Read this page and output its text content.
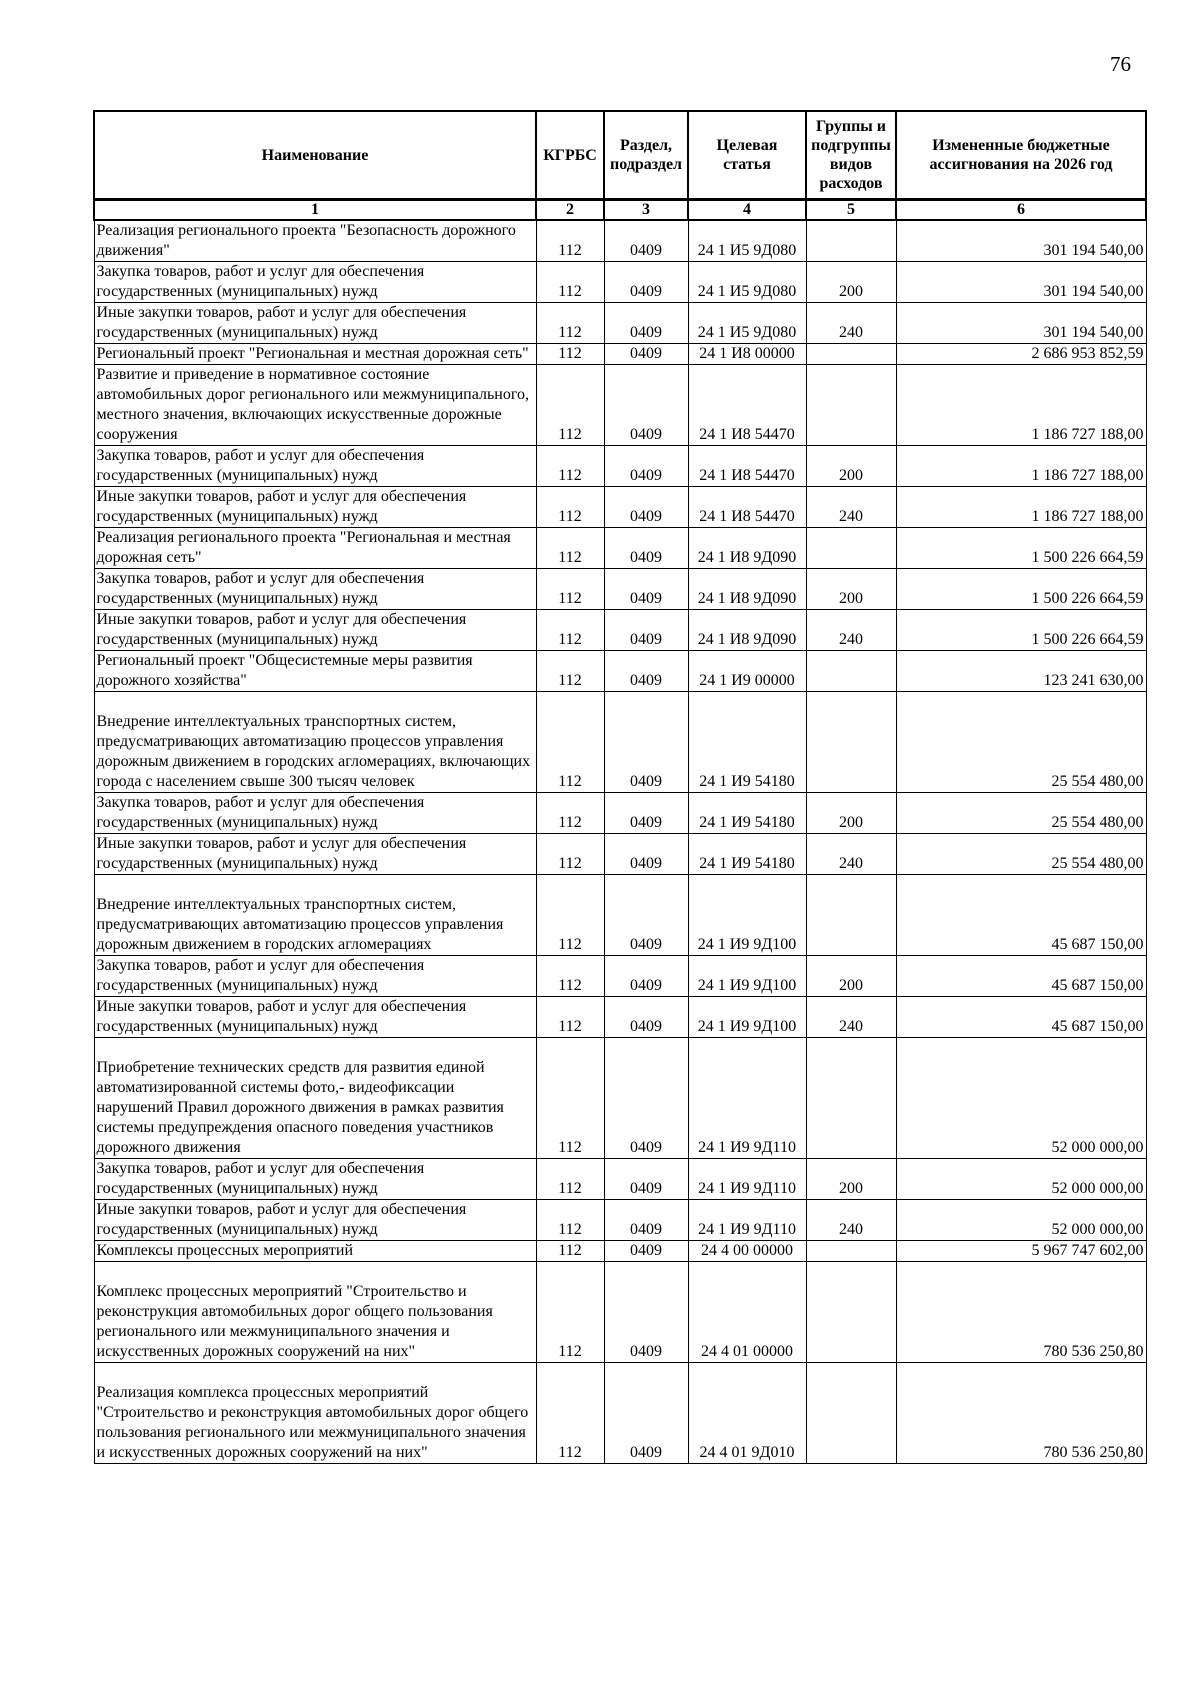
76
Наименование	КГРБС	Раздел, подраздел	Целевая статья	Группы и подгруппы видов расходов	Измененные бюджетные ассигнования на 2026 год
1	2	3	4	5	6
Реализация регионального проекта "Безопасность дорожного движения"	112	0409	24 1 И5 9Д080		301 194 540,00
Закупка товаров, работ и услуг для обеспечения государственных (муниципальных) нужд	112	0409	24 1 И5 9Д080	200	301 194 540,00
Иные закупки товаров, работ и услуг для обеспечения государственных (муниципальных) нужд	112	0409	24 1 И5 9Д080	240	301 194 540,00
Региональный проект "Региональная и местная дорожная сеть"	112	0409	24 1 И8 00000		2 686 953 852,59
Развитие и приведение в нормативное состояние автомобильных дорог регионального или межмуниципального, местного значения, включающих искусственные дорожные сооружения	112	0409	24 1 И8 54470		1 186 727 188,00
Закупка товаров, работ и услуг для обеспечения государственных (муниципальных) нужд	112	0409	24 1 И8 54470	200	1 186 727 188,00
Иные закупки товаров, работ и услуг для обеспечения государственных (муниципальных) нужд	112	0409	24 1 И8 54470	240	1 186 727 188,00
Реализация регионального проекта "Региональная и местная дорожная сеть"	112	0409	24 1 И8 9Д090		1 500 226 664,59
Закупка товаров, работ и услуг для обеспечения государственных (муниципальных) нужд	112	0409	24 1 И8 9Д090	200	1 500 226 664,59
Иные закупки товаров, работ и услуг для обеспечения государственных (муниципальных) нужд	112	0409	24 1 И8 9Д090	240	1 500 226 664,59
Региональный проект "Общесистемные меры развития дорожного хозяйства"	112	0409	24 1 И9 00000		123 241 630,00
Внедрение интеллектуальных транспортных систем, предусматривающих автоматизацию процессов управления дорожным движением в городских агломерациях, включающих города с населением свыше 300 тысяч человек	112	0409	24 1 И9 54180		25 554 480,00
Закупка товаров, работ и услуг для обеспечения государственных (муниципальных) нужд	112	0409	24 1 И9 54180	200	25 554 480,00
Иные закупки товаров, работ и услуг для обеспечения государственных (муниципальных) нужд	112	0409	24 1 И9 54180	240	25 554 480,00
Внедрение интеллектуальных транспортных систем, предусматривающих автоматизацию процессов управления дорожным движением в городских агломерациях	112	0409	24 1 И9 9Д100		45 687 150,00
Закупка товаров, работ и услуг для обеспечения государственных (муниципальных) нужд	112	0409	24 1 И9 9Д100	200	45 687 150,00
Иные закупки товаров, работ и услуг для обеспечения государственных (муниципальных) нужд	112	0409	24 1 И9 9Д100	240	45 687 150,00
Приобретение технических средств для развития единой автоматизированной системы фото,- видеофиксации нарушений Правил дорожного движения в рамках развития системы предупреждения опасного поведения участников дорожного движения	112	0409	24 1 И9 9Д110		52 000 000,00
Закупка товаров, работ и услуг для обеспечения государственных (муниципальных) нужд	112	0409	24 1 И9 9Д110	200	52 000 000,00
Иные закупки товаров, работ и услуг для обеспечения государственных (муниципальных) нужд	112	0409	24 1 И9 9Д110	240	52 000 000,00
Комплексы процессных мероприятий	112	0409	24 4 00 00000		5 967 747 602,00
Комплекс процессных мероприятий "Строительство и реконструкция автомобильных дорог общего пользования регионального или межмуниципального значения и искусственных дорожных сооружений на них"	112	0409	24 4 01 00000		780 536 250,80
Реализация комплекса процессных мероприятий "Строительство и реконструкция автомобильных дорог общего пользования регионального или межмуниципального значения и искусственных дорожных сооружений на них"	112	0409	24 4 01 9Д010		780 536 250,80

**Work to complete:**
Restate each entry word for word, please, but drop any images it holds.

**Correct answer:**
Read this page and output its text content.
76
Наименование	КГРБС	Раздел, подраздел	Целевая статья	Группы и подгруппы видов расходов	Измененные бюджетные ассигнования на 2026 год
1	2	3	4	5	6
Реализация регионального проекта "Безопасность дорожного движения"	112	0409	24 1 И5 9Д080		301 194 540,00
Закупка товаров, работ и услуг для обеспечения государственных (муниципальных) нужд	112	0409	24 1 И5 9Д080	200	301 194 540,00
Иные закупки товаров, работ и услуг для обеспечения государственных (муниципальных) нужд	112	0409	24 1 И5 9Д080	240	301 194 540,00
Региональный проект "Региональная и местная дорожная сеть"	112	0409	24 1 И8 00000		2 686 953 852,59
Развитие и приведение в нормативное состояние автомобильных дорог регионального или межмуниципального, местного значения, включающих искусственные дорожные сооружения	112	0409	24 1 И8 54470		1 186 727 188,00
Закупка товаров, работ и услуг для обеспечения государственных (муниципальных) нужд	112	0409	24 1 И8 54470	200	1 186 727 188,00
Иные закупки товаров, работ и услуг для обеспечения государственных (муниципальных) нужд	112	0409	24 1 И8 54470	240	1 186 727 188,00
Реализация регионального проекта "Региональная и местная дорожная сеть"	112	0409	24 1 И8 9Д090		1 500 226 664,59
Закупка товаров, работ и услуг для обеспечения государственных (муниципальных) нужд	112	0409	24 1 И8 9Д090	200	1 500 226 664,59
Иные закупки товаров, работ и услуг для обеспечения государственных (муниципальных) нужд	112	0409	24 1 И8 9Д090	240	1 500 226 664,59
Региональный проект "Общесистемные меры развития дорожного хозяйства"	112	0409	24 1 И9 00000		123 241 630,00
Внедрение интеллектуальных транспортных систем, предусматривающих автоматизацию процессов управления дорожным движением в городских агломерациях, включающих города с населением свыше 300 тысяч человек	112	0409	24 1 И9 54180		25 554 480,00
Закупка товаров, работ и услуг для обеспечения государственных (муниципальных) нужд	112	0409	24 1 И9 54180	200	25 554 480,00
Иные закупки товаров, работ и услуг для обеспечения государственных (муниципальных) нужд	112	0409	24 1 И9 54180	240	25 554 480,00
Внедрение интеллектуальных транспортных систем, предусматривающих автоматизацию процессов управления дорожным движением в городских агломерациях	112	0409	24 1 И9 9Д100		45 687 150,00
Закупка товаров, работ и услуг для обеспечения государственных (муниципальных) нужд	112	0409	24 1 И9 9Д100	200	45 687 150,00
Иные закупки товаров, работ и услуг для обеспечения государственных (муниципальных) нужд	112	0409	24 1 И9 9Д100	240	45 687 150,00
Приобретение технических средств для развития единой автоматизированной системы фото,- видеофиксации нарушений Правил дорожного движения в рамках развития системы предупреждения опасного поведения участников дорожного движения	112	0409	24 1 И9 9Д110		52 000 000,00
Закупка товаров, работ и услуг для обеспечения государственных (муниципальных) нужд	112	0409	24 1 И9 9Д110	200	52 000 000,00
Иные закупки товаров, работ и услуг для обеспечения государственных (муниципальных) нужд	112	0409	24 1 И9 9Д110	240	52 000 000,00
Комплексы процессных мероприятий	112	0409	24 4 00 00000		5 967 747 602,00
Комплекс процессных мероприятий "Строительство и реконструкция автомобильных дорог общего пользования регионального или межмуниципального значения и искусственных дорожных сооружений на них"	112	0409	24 4 01 00000		780 536 250,80
Реализация комплекса процессных мероприятий "Строительство и реконструкция автомобильных дорог общего пользования регионального или межмуниципального значения и искусственных дорожных сооружений на них"	112	0409	24 4 01 9Д010		780 536 250,80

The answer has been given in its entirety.